Short exercise: Report how many lines contain "circle". Give the number and nothing else.

Material provided:

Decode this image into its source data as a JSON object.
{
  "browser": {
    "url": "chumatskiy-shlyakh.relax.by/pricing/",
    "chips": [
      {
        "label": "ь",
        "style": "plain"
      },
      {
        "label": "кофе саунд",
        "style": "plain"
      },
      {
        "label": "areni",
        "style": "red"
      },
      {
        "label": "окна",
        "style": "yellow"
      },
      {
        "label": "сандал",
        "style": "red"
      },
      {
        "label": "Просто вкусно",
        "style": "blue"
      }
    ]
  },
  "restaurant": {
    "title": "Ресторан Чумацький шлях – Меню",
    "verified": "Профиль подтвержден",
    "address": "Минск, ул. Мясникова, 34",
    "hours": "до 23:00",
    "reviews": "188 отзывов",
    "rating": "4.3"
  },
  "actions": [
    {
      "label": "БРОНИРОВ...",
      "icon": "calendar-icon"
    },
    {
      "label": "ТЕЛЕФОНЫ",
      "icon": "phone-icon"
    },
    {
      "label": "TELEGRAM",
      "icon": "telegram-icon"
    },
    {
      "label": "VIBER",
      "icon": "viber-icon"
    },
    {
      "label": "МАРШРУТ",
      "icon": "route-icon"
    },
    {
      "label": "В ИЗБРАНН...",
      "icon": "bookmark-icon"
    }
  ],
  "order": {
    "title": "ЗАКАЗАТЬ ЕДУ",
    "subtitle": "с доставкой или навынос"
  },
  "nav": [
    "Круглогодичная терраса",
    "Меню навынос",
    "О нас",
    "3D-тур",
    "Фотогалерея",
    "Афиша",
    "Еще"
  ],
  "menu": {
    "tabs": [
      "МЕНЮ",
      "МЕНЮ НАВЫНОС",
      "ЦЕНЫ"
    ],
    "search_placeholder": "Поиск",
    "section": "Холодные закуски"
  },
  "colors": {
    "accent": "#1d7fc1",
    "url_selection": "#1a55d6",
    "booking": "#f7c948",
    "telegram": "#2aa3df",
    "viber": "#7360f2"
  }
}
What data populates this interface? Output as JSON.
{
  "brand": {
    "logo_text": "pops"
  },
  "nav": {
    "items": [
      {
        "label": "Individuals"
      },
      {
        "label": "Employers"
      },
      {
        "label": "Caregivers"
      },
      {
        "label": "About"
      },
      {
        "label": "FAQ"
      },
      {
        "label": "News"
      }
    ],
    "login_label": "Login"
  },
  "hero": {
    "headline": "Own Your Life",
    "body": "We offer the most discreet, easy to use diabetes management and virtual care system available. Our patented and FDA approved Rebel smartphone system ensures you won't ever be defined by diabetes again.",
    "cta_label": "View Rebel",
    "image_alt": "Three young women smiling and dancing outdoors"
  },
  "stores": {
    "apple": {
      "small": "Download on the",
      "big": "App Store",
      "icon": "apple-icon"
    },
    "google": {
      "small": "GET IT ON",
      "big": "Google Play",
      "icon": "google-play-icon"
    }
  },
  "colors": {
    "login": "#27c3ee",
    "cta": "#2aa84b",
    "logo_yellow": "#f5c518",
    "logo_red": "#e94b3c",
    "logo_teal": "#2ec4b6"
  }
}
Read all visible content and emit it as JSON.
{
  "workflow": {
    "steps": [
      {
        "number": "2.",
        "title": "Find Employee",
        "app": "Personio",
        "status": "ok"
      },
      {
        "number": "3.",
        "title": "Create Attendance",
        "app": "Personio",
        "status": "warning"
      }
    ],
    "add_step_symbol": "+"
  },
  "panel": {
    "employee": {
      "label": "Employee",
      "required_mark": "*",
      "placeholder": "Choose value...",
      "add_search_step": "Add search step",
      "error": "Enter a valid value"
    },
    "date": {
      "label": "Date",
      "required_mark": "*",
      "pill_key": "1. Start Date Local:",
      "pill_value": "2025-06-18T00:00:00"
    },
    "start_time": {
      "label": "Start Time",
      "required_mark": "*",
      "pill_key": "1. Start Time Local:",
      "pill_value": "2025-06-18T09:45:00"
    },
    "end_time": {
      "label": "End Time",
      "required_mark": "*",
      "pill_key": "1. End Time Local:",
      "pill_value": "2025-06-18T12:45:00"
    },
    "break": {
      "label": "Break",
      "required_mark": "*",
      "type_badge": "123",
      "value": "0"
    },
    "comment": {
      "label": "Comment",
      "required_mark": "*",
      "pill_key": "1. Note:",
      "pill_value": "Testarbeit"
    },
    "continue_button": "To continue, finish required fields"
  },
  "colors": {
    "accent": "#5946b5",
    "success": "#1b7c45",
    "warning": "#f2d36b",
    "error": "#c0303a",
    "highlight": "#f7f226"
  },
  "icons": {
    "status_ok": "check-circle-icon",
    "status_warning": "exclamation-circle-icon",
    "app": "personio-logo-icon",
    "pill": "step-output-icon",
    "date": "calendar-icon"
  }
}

Expected output: 2